- _Goal_
Return each line of the material verbatim.

- _Data to use_
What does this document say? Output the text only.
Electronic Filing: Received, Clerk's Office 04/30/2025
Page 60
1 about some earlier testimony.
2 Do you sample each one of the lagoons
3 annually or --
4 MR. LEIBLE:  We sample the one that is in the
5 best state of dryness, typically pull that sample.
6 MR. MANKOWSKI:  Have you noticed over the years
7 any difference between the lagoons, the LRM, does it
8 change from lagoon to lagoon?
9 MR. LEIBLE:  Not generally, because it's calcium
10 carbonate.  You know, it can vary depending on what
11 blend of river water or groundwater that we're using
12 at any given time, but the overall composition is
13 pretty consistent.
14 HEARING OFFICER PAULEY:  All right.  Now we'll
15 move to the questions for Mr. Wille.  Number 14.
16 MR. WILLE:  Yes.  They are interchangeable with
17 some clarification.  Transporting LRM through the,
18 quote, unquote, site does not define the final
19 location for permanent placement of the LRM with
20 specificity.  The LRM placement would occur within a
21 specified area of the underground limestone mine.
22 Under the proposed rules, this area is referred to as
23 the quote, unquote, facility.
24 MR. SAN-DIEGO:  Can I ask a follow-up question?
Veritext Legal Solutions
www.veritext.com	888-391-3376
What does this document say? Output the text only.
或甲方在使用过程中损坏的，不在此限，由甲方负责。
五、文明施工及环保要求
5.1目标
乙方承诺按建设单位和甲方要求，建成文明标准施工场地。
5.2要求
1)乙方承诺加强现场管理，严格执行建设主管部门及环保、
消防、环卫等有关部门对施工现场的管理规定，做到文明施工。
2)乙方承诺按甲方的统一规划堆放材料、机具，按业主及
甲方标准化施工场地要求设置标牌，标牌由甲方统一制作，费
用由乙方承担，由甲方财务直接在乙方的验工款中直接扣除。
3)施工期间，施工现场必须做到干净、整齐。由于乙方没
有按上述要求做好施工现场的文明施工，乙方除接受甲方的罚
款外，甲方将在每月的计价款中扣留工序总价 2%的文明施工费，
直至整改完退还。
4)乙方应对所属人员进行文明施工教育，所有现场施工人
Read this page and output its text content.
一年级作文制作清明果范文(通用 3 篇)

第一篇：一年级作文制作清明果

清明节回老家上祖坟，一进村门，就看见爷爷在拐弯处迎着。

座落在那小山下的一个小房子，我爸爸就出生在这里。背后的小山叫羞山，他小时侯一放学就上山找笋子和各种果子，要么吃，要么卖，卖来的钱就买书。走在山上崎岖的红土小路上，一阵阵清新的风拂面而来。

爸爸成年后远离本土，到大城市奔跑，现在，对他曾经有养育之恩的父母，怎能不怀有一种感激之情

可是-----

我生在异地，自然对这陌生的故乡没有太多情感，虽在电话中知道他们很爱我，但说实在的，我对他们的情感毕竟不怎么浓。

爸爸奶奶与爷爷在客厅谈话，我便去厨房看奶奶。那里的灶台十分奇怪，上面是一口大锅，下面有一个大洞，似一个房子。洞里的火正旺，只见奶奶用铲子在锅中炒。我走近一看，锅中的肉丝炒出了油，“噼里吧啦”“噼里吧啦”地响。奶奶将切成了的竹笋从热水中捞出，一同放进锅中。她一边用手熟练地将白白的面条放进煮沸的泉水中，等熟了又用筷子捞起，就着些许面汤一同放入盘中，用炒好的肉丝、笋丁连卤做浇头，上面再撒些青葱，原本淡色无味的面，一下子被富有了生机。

- _Solution for this exercise_
What does this document say? Output the text only.
Electronic Filing: Received, Clerk's Office 04/30/2025
Page 60
1 about some earlier testimony.
2 Do you sample each one of the lagoons
3 annually or --
4 MR. LEIBLE:  We sample the one that is in the
5 best state of dryness, typically pull that sample.
6 MR. MANKOWSKI:  Have you noticed over the years
7 any difference between the lagoons, the LRM, does it
8 change from lagoon to lagoon?
9 MR. LEIBLE:  Not generally, because it's calcium
10 carbonate.  You know, it can vary depending on what
11 blend of river water or groundwater that we're using
12 at any given time, but the overall composition is
13 pretty consistent.
14 HEARING OFFICER PAULEY:  All right.  Now we'll
15 move to the questions for Mr. Wille.  Number 14.
16 MR. WILLE:  Yes.  They are interchangeable with
17 some clarification.  Transporting LRM through the,
18 quote, unquote, site does not define the final
19 location for permanent placement of the LRM with
20 specificity.  The LRM placement would occur within a
21 specified area of the underground limestone mine.
22 Under the proposed rules, this area is referred to as
23 the quote, unquote, facility.
24 MR. SAN-DIEGO:  Can I ask a follow-up question?
Veritext Legal Solutions
www.veritext.com	888-391-3376
What does this document say? Output the text only.
或甲方在使用过程中损坏的，不在此限，由甲方负责。
五、文明施工及环保要求
5.1目标
乙方承诺按建设单位和甲方要求，建成文明标准施工场地。
5.2要求
1)乙方承诺加强现场管理，严格执行建设主管部门及环保、
消防、环卫等有关部门对施工现场的管理规定，做到文明施工。
2)乙方承诺按甲方的统一规划堆放材料、机具，按业主及
甲方标准化施工场地要求设置标牌，标牌由甲方统一制作，费
用由乙方承担，由甲方财务直接在乙方的验工款中直接扣除。
3)施工期间，施工现场必须做到干净、整齐。由于乙方没
有按上述要求做好施工现场的文明施工，乙方除接受甲方的罚
款外，甲方将在每月的计价款中扣留工序总价 2%的文明施工费，
直至整改完退还。
4)乙方应对所属人员进行文明施工教育，所有现场施工人
Read this page and output its text content.
一年级作文制作清明果范文(通用 3 篇)

第一篇：一年级作文制作清明果

清明节回老家上祖坟，一进村门，就看见爷爷在拐弯处迎着。

座落在那小山下的一个小房子，我爸爸就出生在这里。背后的小山叫羞山，他小时侯一放学就上山找笋子和各种果子，要么吃，要么卖，卖来的钱就买书。走在山上崎岖的红土小路上，一阵阵清新的风拂面而来。

爸爸成年后远离本土，到大城市奔跑，现在，对他曾经有养育之恩的父母，怎能不怀有一种感激之情

可是-----

我生在异地，自然对这陌生的故乡没有太多情感，虽在电话中知道他们很爱我，但说实在的，我对他们的情感毕竟不怎么浓。

爸爸奶奶与爷爷在客厅谈话，我便去厨房看奶奶。那里的灶台十分奇怪，上面是一口大锅，下面有一个大洞，似一个房子。洞里的火正旺，只见奶奶用铲子在锅中炒。我走近一看，锅中的肉丝炒出了油，“噼里吧啦”“噼里吧啦”地响。奶奶将切成了的竹笋从热水中捞出，一同放进锅中。她一边用手熟练地将白白的面条放进煮沸的泉水中，等熟了又用筷子捞起，就着些许面汤一同放入盘中，用炒好的肉丝、笋丁连卤做浇头，上面再撒些青葱，原本淡色无味的面，一下子被富有了生机。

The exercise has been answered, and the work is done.